- Goal -
Copy the lines that follow, keeping every character the same.
------------------------------------------------
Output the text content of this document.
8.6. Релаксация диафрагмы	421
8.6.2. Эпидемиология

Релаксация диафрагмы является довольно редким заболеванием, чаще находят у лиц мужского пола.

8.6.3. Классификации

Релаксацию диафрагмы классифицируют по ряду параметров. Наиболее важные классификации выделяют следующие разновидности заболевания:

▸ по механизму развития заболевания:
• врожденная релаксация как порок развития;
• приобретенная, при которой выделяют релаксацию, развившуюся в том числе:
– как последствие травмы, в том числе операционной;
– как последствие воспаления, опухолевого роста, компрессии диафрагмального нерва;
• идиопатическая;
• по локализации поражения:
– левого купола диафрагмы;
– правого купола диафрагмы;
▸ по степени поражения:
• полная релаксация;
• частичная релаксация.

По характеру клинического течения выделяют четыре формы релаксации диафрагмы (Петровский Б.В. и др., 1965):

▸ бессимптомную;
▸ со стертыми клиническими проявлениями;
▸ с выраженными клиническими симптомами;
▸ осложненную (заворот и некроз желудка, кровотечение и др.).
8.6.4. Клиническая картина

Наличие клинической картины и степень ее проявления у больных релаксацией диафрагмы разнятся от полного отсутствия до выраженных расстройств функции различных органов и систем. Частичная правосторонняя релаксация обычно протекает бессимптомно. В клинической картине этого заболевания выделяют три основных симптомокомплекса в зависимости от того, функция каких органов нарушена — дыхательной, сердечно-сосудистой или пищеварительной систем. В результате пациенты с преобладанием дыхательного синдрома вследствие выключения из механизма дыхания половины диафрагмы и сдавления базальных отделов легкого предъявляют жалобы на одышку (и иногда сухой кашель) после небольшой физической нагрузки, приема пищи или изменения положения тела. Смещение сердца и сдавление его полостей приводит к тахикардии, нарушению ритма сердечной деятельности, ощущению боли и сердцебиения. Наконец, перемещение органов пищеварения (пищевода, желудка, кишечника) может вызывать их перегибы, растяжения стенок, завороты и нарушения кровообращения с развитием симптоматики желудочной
------------------------------------------------
- Correct response -
Output the text content of this document.
8.6. Релаксация диафрагмы	421
8.6.2. Эпидемиология

Релаксация диафрагмы является довольно редким заболеванием, чаще находят у лиц мужского пола.

8.6.3. Классификации

Релаксацию диафрагмы классифицируют по ряду параметров. Наиболее важные классификации выделяют следующие разновидности заболевания:

▸ по механизму развития заболевания:
• врожденная релаксация как порок развития;
• приобретенная, при которой выделяют релаксацию, развившуюся в том числе:
– как последствие травмы, в том числе операционной;
– как последствие воспаления, опухолевого роста, компрессии диафрагмального нерва;
• идиопатическая;
• по локализации поражения:
– левого купола диафрагмы;
– правого купола диафрагмы;
▸ по степени поражения:
• полная релаксация;
• частичная релаксация.

По характеру клинического течения выделяют четыре формы релаксации диафрагмы (Петровский Б.В. и др., 1965):

▸ бессимптомную;
▸ со стертыми клиническими проявлениями;
▸ с выраженными клиническими симптомами;
▸ осложненную (заворот и некроз желудка, кровотечение и др.).
8.6.4. Клиническая картина

Наличие клинической картины и степень ее проявления у больных релаксацией диафрагмы разнятся от полного отсутствия до выраженных расстройств функции различных органов и систем. Частичная правосторонняя релаксация обычно протекает бессимптомно. В клинической картине этого заболевания выделяют три основных симптомокомплекса в зависимости от того, функция каких органов нарушена — дыхательной, сердечно-сосудистой или пищеварительной систем. В результате пациенты с преобладанием дыхательного синдрома вследствие выключения из механизма дыхания половины диафрагмы и сдавления базальных отделов легкого предъявляют жалобы на одышку (и иногда сухой кашель) после небольшой физической нагрузки, приема пищи или изменения положения тела. Смещение сердца и сдавление его полостей приводит к тахикардии, нарушению ритма сердечной деятельности, ощущению боли и сердцебиения. Наконец, перемещение органов пищеварения (пищевода, желудка, кишечника) может вызывать их перегибы, растяжения стенок, завороты и нарушения кровообращения с развитием симптоматики желудочной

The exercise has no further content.